*WHAT IS REQUIRED*: Omit all pictures. Copy the rest of the material exactly.

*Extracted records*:

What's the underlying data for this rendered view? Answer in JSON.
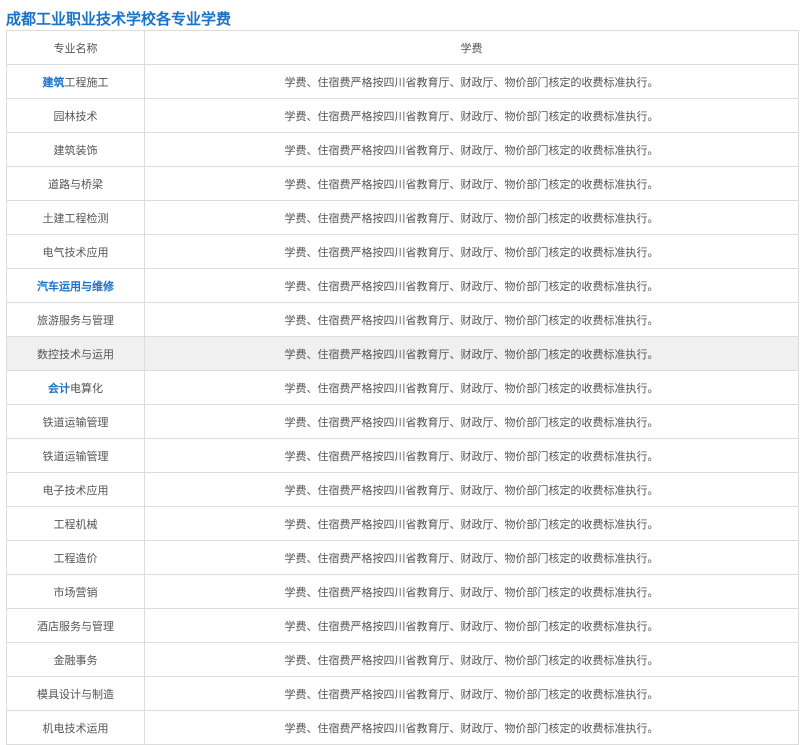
{
  "page_title": "成都工业职业技术学校各专业学费",
  "table": {
    "headers": [
      "专业名称",
      "学费"
    ],
    "fee_text": "学费、住宿费严格按四川省教育厅、财政厅、物价部门核定的收费标准执行。",
    "rows": [
      {
        "major_link": "建筑",
        "major": "工程施工",
        "highlight": false
      },
      {
        "major_link": "",
        "major": "园林技术",
        "highlight": false
      },
      {
        "major_link": "",
        "major": "建筑装饰",
        "highlight": false
      },
      {
        "major_link": "",
        "major": "道路与桥梁",
        "highlight": false
      },
      {
        "major_link": "",
        "major": "土建工程检测",
        "highlight": false
      },
      {
        "major_link": "",
        "major": "电气技术应用",
        "highlight": false
      },
      {
        "major_link": "汽车运用与维修",
        "major": "",
        "highlight": false
      },
      {
        "major_link": "",
        "major": "旅游服务与管理",
        "highlight": false
      },
      {
        "major_link": "",
        "major": "数控技术与运用",
        "highlight": true
      },
      {
        "major_link": "会计",
        "major": "电算化",
        "highlight": false
      },
      {
        "major_link": "",
        "major": "铁道运输管理",
        "highlight": false
      },
      {
        "major_link": "",
        "major": "铁道运输管理",
        "highlight": false
      },
      {
        "major_link": "",
        "major": "电子技术应用",
        "highlight": false
      },
      {
        "major_link": "",
        "major": "工程机械",
        "highlight": false
      },
      {
        "major_link": "",
        "major": "工程造价",
        "highlight": false
      },
      {
        "major_link": "",
        "major": "市场营销",
        "highlight": false
      },
      {
        "major_link": "",
        "major": "酒店服务与管理",
        "highlight": false
      },
      {
        "major_link": "",
        "major": "金融事务",
        "highlight": false
      },
      {
        "major_link": "",
        "major": "模具设计与制造",
        "highlight": false
      },
      {
        "major_link": "",
        "major": "机电技术运用",
        "highlight": false
      }
    ]
  }
}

*CORRECT ANSWER*:
What's the underlying data for this rendered view? Answer in JSON.
{
  "page_title": "成都工业职业技术学校各专业学费",
  "table": {
    "headers": [
      "专业名称",
      "学费"
    ],
    "fee_text": "学费、住宿费严格按四川省教育厅、财政厅、物价部门核定的收费标准执行。",
    "rows": [
      {
        "major_link": "建筑",
        "major": "工程施工",
        "highlight": false
      },
      {
        "major_link": "",
        "major": "园林技术",
        "highlight": false
      },
      {
        "major_link": "",
        "major": "建筑装饰",
        "highlight": false
      },
      {
        "major_link": "",
        "major": "道路与桥梁",
        "highlight": false
      },
      {
        "major_link": "",
        "major": "土建工程检测",
        "highlight": false
      },
      {
        "major_link": "",
        "major": "电气技术应用",
        "highlight": false
      },
      {
        "major_link": "汽车运用与维修",
        "major": "",
        "highlight": false
      },
      {
        "major_link": "",
        "major": "旅游服务与管理",
        "highlight": false
      },
      {
        "major_link": "",
        "major": "数控技术与运用",
        "highlight": true
      },
      {
        "major_link": "会计",
        "major": "电算化",
        "highlight": false
      },
      {
        "major_link": "",
        "major": "铁道运输管理",
        "highlight": false
      },
      {
        "major_link": "",
        "major": "铁道运输管理",
        "highlight": false
      },
      {
        "major_link": "",
        "major": "电子技术应用",
        "highlight": false
      },
      {
        "major_link": "",
        "major": "工程机械",
        "highlight": false
      },
      {
        "major_link": "",
        "major": "工程造价",
        "highlight": false
      },
      {
        "major_link": "",
        "major": "市场营销",
        "highlight": false
      },
      {
        "major_link": "",
        "major": "酒店服务与管理",
        "highlight": false
      },
      {
        "major_link": "",
        "major": "金融事务",
        "highlight": false
      },
      {
        "major_link": "",
        "major": "模具设计与制造",
        "highlight": false
      },
      {
        "major_link": "",
        "major": "机电技术运用",
        "highlight": false
      }
    ]
  }
}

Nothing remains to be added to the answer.